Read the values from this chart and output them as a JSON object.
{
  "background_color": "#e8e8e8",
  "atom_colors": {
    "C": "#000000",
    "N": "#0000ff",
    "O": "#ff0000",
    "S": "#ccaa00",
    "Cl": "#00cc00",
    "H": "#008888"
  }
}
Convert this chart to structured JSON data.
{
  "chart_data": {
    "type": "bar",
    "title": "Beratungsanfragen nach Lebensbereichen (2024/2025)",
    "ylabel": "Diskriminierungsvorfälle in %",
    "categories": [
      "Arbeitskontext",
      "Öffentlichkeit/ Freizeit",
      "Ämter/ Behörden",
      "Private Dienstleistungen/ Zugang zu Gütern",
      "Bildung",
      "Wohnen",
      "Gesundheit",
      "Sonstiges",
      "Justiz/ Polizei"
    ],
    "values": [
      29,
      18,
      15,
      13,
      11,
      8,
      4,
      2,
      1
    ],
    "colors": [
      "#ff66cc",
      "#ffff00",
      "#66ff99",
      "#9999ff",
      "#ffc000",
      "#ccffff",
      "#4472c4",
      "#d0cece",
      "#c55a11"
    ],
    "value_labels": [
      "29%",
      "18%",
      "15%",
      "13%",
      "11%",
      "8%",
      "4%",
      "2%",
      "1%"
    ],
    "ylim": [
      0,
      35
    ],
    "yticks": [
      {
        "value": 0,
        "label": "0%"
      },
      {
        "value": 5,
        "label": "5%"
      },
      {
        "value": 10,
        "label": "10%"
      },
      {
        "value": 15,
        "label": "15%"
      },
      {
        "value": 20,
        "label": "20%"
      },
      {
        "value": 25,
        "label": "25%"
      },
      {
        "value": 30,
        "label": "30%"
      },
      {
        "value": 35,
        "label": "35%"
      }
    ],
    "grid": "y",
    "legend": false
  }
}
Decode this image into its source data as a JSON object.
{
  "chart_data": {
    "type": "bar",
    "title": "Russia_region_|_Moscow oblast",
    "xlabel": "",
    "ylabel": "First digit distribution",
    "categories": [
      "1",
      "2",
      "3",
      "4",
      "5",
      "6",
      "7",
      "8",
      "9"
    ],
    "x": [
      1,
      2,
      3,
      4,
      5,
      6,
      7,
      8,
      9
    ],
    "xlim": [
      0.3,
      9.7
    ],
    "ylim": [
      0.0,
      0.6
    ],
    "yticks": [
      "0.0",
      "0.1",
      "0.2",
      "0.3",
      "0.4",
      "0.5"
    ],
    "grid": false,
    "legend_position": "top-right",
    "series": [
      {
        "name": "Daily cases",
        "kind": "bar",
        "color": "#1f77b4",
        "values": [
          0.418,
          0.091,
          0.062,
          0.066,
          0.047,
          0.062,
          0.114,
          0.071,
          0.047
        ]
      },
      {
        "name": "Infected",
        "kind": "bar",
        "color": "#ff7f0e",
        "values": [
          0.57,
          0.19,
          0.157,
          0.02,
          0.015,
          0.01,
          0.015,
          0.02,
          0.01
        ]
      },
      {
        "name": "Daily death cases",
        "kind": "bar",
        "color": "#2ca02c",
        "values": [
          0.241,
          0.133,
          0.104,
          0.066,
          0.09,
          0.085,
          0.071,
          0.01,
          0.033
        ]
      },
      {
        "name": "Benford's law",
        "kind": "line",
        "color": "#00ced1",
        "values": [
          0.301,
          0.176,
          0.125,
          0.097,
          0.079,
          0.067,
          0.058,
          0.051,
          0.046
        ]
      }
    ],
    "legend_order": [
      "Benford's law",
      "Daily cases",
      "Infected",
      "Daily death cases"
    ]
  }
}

TASK TO CARRY OUT.
Please reproduce all of the entries exactly as they stand.

ANSWER.
Read the values from this chart and output them as a JSON object.
{
  "background_color": "#e8e8e8",
  "atom_colors": {
    "C": "#000000",
    "N": "#0000ff",
    "O": "#ff0000",
    "S": "#ccaa00",
    "Cl": "#00cc00",
    "H": "#008888"
  }
}
Convert this chart to structured JSON data.
{
  "chart_data": {
    "type": "bar",
    "title": "Beratungsanfragen nach Lebensbereichen (2024/2025)",
    "ylabel": "Diskriminierungsvorfälle in %",
    "categories": [
      "Arbeitskontext",
      "Öffentlichkeit/ Freizeit",
      "Ämter/ Behörden",
      "Private Dienstleistungen/ Zugang zu Gütern",
      "Bildung",
      "Wohnen",
      "Gesundheit",
      "Sonstiges",
      "Justiz/ Polizei"
    ],
    "values": [
      29,
      18,
      15,
      13,
      11,
      8,
      4,
      2,
      1
    ],
    "colors": [
      "#ff66cc",
      "#ffff00",
      "#66ff99",
      "#9999ff",
      "#ffc000",
      "#ccffff",
      "#4472c4",
      "#d0cece",
      "#c55a11"
    ],
    "value_labels": [
      "29%",
      "18%",
      "15%",
      "13%",
      "11%",
      "8%",
      "4%",
      "2%",
      "1%"
    ],
    "ylim": [
      0,
      35
    ],
    "yticks": [
      {
        "value": 0,
        "label": "0%"
      },
      {
        "value": 5,
        "label": "5%"
      },
      {
        "value": 10,
        "label": "10%"
      },
      {
        "value": 15,
        "label": "15%"
      },
      {
        "value": 20,
        "label": "20%"
      },
      {
        "value": 25,
        "label": "25%"
      },
      {
        "value": 30,
        "label": "30%"
      },
      {
        "value": 35,
        "label": "35%"
      }
    ],
    "grid": "y",
    "legend": false
  }
}
Decode this image into its source data as a JSON object.
{
  "chart_data": {
    "type": "bar",
    "title": "Russia_region_|_Moscow oblast",
    "xlabel": "",
    "ylabel": "First digit distribution",
    "categories": [
      "1",
      "2",
      "3",
      "4",
      "5",
      "6",
      "7",
      "8",
      "9"
    ],
    "x": [
      1,
      2,
      3,
      4,
      5,
      6,
      7,
      8,
      9
    ],
    "xlim": [
      0.3,
      9.7
    ],
    "ylim": [
      0.0,
      0.6
    ],
    "yticks": [
      "0.0",
      "0.1",
      "0.2",
      "0.3",
      "0.4",
      "0.5"
    ],
    "grid": false,
    "legend_position": "top-right",
    "series": [
      {
        "name": "Daily cases",
        "kind": "bar",
        "color": "#1f77b4",
        "values": [
          0.418,
          0.091,
          0.062,
          0.066,
          0.047,
          0.062,
          0.114,
          0.071,
          0.047
        ]
      },
      {
        "name": "Infected",
        "kind": "bar",
        "color": "#ff7f0e",
        "values": [
          0.57,
          0.19,
          0.157,
          0.02,
          0.015,
          0.01,
          0.015,
          0.02,
          0.01
        ]
      },
      {
        "name": "Daily death cases",
        "kind": "bar",
        "color": "#2ca02c",
        "values": [
          0.241,
          0.133,
          0.104,
          0.066,
          0.09,
          0.085,
          0.071,
          0.01,
          0.033
        ]
      },
      {
        "name": "Benford's law",
        "kind": "line",
        "color": "#00ced1",
        "values": [
          0.301,
          0.176,
          0.125,
          0.097,
          0.079,
          0.067,
          0.058,
          0.051,
          0.046
        ]
      }
    ],
    "legend_order": [
      "Benford's law",
      "Daily cases",
      "Infected",
      "Daily death cases"
    ]
  }
}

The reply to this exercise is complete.